BEGIN DATA SUPPLIED

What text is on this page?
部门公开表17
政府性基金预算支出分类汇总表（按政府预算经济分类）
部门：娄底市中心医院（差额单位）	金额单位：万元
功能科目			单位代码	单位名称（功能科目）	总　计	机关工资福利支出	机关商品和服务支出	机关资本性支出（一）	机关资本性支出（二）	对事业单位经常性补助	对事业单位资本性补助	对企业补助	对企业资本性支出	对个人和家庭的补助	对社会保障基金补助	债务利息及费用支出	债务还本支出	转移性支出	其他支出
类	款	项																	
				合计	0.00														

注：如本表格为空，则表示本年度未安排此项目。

END DATA SUPPLIED

(WORK TO COMPLETE) Repeat the lines above exactly.

(TASK ANSWER)
What text is on this page?
部门公开表17
政府性基金预算支出分类汇总表（按政府预算经济分类）
部门：娄底市中心医院（差额单位）	金额单位：万元
功能科目			单位代码	单位名称（功能科目）	总　计	机关工资福利支出	机关商品和服务支出	机关资本性支出（一）	机关资本性支出（二）	对事业单位经常性补助	对事业单位资本性补助	对企业补助	对企业资本性支出	对个人和家庭的补助	对社会保障基金补助	债务利息及费用支出	债务还本支出	转移性支出	其他支出
类	款	项																	
				合计	0.00														

注：如本表格为空，则表示本年度未安排此项目。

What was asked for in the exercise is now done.